Go through the entries one line at a time, and gather every line that has the word "body".

— Begin LISTING —

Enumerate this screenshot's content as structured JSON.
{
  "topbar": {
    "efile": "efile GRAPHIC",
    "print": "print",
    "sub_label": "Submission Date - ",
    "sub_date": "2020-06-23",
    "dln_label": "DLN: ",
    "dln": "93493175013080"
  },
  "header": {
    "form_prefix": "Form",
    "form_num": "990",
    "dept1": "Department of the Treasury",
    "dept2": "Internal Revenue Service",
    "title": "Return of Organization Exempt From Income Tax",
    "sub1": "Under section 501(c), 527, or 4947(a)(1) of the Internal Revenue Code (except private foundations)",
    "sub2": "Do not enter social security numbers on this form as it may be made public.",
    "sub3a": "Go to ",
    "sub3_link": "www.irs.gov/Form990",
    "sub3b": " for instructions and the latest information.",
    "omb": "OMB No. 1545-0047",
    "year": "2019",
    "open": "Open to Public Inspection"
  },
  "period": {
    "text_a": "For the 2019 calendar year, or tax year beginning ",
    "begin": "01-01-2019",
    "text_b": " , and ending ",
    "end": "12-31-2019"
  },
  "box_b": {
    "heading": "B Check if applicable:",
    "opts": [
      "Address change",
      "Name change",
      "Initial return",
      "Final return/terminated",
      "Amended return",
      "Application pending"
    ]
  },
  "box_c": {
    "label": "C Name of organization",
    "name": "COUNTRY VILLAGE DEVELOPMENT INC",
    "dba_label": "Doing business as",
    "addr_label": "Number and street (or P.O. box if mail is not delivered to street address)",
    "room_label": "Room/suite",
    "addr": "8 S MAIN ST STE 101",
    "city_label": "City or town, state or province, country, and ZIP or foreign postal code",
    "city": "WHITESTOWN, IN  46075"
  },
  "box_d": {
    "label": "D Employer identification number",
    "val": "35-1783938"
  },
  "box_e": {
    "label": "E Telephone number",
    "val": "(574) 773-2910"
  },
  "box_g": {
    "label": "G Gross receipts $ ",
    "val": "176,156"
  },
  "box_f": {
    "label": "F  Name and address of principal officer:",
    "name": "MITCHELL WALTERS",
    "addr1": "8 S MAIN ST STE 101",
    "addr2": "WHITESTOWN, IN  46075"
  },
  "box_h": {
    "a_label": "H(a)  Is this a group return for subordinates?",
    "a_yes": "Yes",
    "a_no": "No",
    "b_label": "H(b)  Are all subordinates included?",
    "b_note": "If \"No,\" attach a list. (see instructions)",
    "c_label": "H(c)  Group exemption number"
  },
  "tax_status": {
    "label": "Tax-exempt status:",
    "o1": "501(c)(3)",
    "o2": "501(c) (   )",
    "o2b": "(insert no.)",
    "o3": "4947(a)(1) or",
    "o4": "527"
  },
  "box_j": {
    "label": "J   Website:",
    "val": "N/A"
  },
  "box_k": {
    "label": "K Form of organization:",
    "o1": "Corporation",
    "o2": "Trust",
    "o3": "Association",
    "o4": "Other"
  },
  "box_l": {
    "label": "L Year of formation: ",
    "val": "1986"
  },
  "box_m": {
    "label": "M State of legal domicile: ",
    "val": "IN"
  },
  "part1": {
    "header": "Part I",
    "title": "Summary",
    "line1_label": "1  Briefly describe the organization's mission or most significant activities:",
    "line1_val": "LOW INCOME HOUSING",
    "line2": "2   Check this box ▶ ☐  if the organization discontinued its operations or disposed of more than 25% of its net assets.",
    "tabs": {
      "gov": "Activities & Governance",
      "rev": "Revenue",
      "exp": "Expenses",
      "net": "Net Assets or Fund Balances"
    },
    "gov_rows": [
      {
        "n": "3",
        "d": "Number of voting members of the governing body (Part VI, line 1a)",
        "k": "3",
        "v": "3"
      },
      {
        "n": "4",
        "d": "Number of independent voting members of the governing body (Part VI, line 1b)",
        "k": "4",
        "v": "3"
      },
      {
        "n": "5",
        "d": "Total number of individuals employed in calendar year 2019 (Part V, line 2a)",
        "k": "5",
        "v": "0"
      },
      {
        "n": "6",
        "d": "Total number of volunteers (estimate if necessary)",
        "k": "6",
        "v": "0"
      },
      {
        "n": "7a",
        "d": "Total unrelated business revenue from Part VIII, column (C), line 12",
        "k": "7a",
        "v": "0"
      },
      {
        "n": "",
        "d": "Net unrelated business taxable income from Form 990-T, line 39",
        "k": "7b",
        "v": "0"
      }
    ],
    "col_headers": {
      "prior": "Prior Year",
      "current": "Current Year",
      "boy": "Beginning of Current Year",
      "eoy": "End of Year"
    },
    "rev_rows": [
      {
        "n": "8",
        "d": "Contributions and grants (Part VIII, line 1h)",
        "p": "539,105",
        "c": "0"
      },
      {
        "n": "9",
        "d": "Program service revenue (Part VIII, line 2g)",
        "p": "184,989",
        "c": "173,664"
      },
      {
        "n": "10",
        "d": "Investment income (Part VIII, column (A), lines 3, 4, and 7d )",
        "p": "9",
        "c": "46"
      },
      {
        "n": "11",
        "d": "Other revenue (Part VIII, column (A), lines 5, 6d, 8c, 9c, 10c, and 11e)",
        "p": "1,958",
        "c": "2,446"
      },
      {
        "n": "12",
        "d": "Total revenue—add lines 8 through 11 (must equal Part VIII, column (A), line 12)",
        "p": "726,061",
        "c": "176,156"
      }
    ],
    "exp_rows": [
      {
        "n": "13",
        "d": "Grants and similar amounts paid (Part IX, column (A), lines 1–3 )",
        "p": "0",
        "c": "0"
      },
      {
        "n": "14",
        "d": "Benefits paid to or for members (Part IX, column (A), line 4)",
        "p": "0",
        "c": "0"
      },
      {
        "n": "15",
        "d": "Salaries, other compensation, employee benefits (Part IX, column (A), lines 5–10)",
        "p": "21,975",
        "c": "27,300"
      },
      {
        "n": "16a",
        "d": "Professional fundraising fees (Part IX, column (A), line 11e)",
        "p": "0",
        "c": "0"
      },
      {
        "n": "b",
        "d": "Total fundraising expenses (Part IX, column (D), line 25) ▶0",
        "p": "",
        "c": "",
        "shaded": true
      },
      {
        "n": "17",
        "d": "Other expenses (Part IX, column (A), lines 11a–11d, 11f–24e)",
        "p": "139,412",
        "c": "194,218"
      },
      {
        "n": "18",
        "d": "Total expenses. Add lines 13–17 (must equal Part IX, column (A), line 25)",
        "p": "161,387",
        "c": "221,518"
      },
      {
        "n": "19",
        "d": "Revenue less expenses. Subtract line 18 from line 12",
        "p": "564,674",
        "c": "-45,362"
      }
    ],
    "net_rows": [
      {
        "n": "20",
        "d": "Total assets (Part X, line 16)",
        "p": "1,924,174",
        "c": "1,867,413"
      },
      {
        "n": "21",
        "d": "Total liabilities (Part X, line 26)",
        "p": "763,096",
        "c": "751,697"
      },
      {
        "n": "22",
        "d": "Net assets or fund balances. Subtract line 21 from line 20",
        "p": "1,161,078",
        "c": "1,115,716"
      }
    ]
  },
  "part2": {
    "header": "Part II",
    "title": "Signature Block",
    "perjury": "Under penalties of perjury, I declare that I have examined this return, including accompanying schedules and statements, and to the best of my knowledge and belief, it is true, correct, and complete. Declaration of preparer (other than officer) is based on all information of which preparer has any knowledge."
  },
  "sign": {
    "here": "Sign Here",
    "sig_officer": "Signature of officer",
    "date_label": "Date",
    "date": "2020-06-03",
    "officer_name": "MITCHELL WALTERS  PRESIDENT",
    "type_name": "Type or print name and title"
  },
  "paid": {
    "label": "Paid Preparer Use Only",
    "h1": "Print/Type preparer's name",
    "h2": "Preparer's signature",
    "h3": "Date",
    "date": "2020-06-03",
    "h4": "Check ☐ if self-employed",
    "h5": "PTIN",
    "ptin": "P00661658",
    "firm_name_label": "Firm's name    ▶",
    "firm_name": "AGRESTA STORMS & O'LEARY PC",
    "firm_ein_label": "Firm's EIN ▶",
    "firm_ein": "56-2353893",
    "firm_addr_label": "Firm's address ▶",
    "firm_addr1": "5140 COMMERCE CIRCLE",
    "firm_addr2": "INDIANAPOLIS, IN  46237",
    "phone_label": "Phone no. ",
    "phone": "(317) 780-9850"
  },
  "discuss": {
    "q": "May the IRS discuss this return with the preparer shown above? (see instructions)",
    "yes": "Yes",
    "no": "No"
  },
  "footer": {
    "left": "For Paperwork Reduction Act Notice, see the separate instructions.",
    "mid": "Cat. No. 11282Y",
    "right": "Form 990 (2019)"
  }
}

— End LISTING —

__RESPONSE FOR THIS EXERCISE__
        "d": "Number of voting members of the governing body (Part VI, line 1a)",
        "d": "Number of independent voting members of the governing body (Part VI, line 1b)",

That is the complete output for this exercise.